> [Problem description] Starting with the first of these lines and stopping after the line that contains "y-tick-label: 70: [42, 312, 56, 325]", switch every "logo-letter" to "logo-glyph" and write those lines out again with nothing else changed.

Layout annotation records
— Begin —
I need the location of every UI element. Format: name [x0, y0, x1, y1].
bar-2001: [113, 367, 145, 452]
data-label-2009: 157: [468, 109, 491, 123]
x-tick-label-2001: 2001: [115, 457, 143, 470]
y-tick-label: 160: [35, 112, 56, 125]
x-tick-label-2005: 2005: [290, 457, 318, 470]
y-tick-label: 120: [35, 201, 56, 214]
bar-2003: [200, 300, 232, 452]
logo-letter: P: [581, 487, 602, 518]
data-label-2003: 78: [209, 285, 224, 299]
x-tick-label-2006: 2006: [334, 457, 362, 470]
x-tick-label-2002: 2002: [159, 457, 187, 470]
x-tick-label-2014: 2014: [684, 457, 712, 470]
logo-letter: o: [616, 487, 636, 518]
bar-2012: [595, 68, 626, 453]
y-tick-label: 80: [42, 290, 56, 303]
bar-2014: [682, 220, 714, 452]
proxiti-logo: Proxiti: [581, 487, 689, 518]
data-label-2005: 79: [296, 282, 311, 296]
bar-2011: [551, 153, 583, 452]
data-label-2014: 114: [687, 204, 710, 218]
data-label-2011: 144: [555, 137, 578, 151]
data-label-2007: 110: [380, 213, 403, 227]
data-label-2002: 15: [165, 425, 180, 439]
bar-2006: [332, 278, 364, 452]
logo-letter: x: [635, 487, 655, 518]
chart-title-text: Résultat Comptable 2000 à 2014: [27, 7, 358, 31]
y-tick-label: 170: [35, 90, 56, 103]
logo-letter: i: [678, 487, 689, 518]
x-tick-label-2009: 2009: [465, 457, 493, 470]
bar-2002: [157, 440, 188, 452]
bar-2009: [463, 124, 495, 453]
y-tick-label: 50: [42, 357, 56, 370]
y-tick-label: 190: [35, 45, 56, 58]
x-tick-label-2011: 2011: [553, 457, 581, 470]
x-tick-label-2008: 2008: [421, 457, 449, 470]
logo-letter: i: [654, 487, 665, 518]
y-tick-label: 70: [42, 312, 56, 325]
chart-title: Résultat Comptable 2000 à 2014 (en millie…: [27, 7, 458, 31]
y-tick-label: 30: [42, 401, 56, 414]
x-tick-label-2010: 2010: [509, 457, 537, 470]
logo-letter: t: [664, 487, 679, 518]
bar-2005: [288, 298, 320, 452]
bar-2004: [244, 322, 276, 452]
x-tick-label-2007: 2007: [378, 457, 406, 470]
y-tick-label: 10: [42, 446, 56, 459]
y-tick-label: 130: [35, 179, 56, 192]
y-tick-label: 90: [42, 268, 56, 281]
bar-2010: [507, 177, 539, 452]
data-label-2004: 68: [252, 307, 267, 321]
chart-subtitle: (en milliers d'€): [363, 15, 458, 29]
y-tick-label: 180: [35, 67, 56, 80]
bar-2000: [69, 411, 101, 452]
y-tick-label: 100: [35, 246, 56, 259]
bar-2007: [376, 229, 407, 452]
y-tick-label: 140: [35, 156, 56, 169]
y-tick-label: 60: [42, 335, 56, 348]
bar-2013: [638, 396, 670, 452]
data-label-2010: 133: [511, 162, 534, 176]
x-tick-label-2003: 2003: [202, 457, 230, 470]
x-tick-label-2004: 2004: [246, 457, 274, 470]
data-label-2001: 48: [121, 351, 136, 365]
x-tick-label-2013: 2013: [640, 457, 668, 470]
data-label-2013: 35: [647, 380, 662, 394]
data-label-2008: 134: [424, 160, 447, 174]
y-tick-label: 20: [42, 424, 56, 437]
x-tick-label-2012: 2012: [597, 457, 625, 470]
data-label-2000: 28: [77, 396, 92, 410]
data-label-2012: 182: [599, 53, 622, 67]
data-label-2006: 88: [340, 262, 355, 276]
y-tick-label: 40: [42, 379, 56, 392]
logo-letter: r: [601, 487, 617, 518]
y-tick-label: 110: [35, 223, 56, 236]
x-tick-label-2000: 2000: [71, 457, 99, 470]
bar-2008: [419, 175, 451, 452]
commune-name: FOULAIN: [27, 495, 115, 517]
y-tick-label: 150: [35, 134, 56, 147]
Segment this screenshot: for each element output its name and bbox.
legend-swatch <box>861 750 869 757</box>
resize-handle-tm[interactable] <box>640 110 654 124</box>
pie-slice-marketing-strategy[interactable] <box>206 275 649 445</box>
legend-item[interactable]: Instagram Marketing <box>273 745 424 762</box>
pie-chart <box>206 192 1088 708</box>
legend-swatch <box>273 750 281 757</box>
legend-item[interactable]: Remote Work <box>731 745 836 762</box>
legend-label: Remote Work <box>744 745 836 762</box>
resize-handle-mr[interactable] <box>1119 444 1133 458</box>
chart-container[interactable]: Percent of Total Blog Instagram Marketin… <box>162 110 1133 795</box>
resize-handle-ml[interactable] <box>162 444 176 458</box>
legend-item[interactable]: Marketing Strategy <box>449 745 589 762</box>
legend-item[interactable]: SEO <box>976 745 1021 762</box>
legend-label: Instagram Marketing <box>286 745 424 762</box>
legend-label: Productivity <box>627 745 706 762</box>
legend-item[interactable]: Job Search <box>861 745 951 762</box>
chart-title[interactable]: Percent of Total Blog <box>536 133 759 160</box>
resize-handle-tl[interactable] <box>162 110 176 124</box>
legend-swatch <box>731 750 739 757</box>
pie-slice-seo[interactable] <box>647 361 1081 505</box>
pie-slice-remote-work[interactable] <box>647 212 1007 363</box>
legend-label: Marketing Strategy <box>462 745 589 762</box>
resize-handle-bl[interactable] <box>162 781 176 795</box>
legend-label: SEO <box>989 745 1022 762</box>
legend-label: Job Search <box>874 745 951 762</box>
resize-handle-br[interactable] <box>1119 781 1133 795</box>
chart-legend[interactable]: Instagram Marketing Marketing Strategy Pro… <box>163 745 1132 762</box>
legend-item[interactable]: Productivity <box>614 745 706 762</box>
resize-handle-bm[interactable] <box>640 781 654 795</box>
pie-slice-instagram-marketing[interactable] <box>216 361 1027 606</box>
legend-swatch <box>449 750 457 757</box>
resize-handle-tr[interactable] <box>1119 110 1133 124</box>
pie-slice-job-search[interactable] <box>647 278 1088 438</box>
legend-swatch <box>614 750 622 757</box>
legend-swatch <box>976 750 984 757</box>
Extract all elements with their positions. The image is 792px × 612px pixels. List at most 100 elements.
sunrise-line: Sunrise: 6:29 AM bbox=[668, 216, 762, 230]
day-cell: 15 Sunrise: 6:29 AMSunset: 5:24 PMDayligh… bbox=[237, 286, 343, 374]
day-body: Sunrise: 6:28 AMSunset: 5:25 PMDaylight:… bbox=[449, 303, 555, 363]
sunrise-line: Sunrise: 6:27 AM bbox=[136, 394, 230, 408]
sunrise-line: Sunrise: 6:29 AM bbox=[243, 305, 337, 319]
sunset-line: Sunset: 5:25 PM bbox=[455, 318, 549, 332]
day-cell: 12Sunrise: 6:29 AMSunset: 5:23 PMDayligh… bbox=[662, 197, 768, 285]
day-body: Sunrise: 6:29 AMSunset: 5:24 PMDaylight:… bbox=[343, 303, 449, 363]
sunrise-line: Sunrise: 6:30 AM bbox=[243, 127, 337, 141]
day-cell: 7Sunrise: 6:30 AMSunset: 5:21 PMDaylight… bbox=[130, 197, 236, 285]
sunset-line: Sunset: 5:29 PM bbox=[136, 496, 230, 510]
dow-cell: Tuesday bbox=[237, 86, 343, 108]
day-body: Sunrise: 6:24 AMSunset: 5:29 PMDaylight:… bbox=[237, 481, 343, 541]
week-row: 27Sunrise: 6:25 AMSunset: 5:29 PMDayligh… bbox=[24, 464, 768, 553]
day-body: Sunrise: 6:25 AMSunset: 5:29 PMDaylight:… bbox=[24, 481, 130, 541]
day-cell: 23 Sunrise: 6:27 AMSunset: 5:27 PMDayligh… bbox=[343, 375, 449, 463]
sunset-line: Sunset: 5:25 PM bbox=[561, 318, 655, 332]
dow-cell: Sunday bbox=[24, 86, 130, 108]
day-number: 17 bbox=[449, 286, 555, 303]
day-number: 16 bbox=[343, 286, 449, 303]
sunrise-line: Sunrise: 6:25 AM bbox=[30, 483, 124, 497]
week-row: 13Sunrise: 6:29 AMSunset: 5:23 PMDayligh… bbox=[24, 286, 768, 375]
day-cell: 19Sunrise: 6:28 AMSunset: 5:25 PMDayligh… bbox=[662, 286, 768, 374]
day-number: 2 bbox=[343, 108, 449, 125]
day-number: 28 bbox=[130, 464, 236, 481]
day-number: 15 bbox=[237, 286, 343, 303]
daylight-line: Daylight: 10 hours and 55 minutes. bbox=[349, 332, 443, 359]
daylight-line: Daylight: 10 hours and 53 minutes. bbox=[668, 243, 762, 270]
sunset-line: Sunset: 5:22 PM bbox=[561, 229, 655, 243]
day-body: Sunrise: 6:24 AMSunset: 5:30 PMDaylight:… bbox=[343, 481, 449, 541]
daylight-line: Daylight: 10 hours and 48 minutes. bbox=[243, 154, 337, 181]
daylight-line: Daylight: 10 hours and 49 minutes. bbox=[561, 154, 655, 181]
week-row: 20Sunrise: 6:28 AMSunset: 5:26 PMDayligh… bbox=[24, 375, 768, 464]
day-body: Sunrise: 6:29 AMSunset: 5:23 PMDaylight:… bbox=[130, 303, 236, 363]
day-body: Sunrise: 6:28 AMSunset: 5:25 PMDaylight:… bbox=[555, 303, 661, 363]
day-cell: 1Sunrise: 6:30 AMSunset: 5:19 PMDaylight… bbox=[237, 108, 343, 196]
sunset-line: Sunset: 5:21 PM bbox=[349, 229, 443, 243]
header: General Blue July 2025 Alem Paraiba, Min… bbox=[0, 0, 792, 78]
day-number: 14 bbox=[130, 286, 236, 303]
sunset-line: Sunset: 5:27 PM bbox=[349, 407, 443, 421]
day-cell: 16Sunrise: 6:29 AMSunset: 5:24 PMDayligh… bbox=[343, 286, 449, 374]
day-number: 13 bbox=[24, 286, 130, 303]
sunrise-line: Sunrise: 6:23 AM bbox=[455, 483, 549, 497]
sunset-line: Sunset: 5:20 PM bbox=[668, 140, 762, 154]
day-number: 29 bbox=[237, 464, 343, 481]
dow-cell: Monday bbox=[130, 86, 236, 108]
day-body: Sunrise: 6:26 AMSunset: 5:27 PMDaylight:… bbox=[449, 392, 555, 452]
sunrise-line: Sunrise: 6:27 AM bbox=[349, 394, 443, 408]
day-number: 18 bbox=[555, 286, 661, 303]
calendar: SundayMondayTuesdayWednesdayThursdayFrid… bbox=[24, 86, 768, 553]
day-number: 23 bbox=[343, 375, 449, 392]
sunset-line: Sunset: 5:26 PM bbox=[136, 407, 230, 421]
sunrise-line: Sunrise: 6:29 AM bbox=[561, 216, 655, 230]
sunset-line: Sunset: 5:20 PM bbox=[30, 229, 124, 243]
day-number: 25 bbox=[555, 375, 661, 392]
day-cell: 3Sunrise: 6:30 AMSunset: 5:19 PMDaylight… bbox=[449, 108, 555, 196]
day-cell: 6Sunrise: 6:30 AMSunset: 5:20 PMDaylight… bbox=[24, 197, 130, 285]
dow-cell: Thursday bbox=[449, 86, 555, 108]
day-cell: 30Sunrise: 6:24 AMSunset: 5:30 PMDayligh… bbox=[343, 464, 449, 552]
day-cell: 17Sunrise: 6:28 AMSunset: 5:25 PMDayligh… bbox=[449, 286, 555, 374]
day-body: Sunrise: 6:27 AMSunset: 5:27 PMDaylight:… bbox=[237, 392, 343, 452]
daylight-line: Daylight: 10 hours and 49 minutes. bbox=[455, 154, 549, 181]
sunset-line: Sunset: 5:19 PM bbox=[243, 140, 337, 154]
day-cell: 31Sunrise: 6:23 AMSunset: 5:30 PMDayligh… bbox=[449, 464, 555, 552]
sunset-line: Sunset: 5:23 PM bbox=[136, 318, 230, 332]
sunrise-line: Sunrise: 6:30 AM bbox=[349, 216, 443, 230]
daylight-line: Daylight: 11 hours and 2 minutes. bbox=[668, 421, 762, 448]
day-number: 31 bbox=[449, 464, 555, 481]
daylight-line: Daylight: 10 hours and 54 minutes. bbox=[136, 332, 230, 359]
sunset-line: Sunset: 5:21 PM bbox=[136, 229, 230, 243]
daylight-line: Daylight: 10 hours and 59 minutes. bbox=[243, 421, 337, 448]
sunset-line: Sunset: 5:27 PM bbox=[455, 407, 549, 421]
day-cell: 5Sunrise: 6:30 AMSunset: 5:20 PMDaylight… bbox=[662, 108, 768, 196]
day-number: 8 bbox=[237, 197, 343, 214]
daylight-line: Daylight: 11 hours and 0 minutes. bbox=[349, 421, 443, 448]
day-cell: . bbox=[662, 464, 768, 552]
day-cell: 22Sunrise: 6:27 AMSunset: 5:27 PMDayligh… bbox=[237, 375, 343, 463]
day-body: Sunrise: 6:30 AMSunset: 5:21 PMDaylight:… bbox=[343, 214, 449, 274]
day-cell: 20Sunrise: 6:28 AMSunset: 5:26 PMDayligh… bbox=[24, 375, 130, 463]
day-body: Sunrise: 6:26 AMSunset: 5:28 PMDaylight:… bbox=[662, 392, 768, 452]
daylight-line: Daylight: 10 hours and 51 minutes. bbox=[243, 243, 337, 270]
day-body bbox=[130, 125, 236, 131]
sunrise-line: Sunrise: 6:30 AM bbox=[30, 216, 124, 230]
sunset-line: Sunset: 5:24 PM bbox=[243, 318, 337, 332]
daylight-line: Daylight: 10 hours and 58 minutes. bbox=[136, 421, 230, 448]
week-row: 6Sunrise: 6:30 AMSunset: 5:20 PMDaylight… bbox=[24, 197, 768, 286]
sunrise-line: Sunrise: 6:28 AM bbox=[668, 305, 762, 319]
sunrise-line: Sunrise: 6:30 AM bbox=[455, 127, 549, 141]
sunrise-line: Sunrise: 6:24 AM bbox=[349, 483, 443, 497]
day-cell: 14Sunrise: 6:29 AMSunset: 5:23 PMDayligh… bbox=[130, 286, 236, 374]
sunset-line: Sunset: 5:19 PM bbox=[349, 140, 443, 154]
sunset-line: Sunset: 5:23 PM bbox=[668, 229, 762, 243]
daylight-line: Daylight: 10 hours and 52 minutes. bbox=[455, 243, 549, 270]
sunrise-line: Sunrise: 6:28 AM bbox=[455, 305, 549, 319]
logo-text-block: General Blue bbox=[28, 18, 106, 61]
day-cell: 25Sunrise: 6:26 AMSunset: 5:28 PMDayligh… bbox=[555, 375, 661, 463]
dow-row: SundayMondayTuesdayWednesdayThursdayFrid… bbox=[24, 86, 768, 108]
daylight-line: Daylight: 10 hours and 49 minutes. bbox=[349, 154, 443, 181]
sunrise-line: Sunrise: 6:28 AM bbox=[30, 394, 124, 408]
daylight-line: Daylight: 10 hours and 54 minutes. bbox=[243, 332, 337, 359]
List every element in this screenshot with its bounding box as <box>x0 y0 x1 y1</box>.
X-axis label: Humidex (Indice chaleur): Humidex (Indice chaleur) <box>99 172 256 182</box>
— End —
> [Problem solution]
I need the location of every UI element. Format: name [x0, y0, x1, y1].
bar-2001: [113, 367, 145, 452]
data-label-2009: 157: [468, 109, 491, 123]
x-tick-label-2001: 2001: [115, 457, 143, 470]
y-tick-label: 160: [35, 112, 56, 125]
x-tick-label-2005: 2005: [290, 457, 318, 470]
y-tick-label: 120: [35, 201, 56, 214]
bar-2003: [200, 300, 232, 452]
logo-glyph: P: [581, 487, 602, 518]
data-label-2003: 78: [209, 285, 224, 299]
x-tick-label-2006: 2006: [334, 457, 362, 470]
x-tick-label-2002: 2002: [159, 457, 187, 470]
x-tick-label-2014: 2014: [684, 457, 712, 470]
logo-glyph: o: [616, 487, 636, 518]
bar-2012: [595, 68, 626, 453]
y-tick-label: 80: [42, 290, 56, 303]
bar-2014: [682, 220, 714, 452]
proxiti-logo: Proxiti: [581, 487, 689, 518]
data-label-2005: 79: [296, 282, 311, 296]
bar-2011: [551, 153, 583, 452]
data-label-2014: 114: [687, 204, 710, 218]
data-label-2011: 144: [555, 137, 578, 151]
data-label-2007: 110: [380, 213, 403, 227]
data-label-2002: 15: [165, 425, 180, 439]
bar-2006: [332, 278, 364, 452]
logo-glyph: x: [635, 487, 655, 518]
chart-title-text: Résultat Comptable 2000 à 2014: [27, 7, 358, 31]
y-tick-label: 170: [35, 90, 56, 103]
logo-glyph: i: [678, 487, 689, 518]
x-tick-label-2009: 2009: [465, 457, 493, 470]
bar-2002: [157, 440, 188, 452]
bar-2009: [463, 124, 495, 453]
y-tick-label: 50: [42, 357, 56, 370]
y-tick-label: 190: [35, 45, 56, 58]
x-tick-label-2011: 2011: [553, 457, 581, 470]
x-tick-label-2008: 2008: [421, 457, 449, 470]
logo-glyph: i: [654, 487, 665, 518]
y-tick-label: 70: [42, 312, 56, 325]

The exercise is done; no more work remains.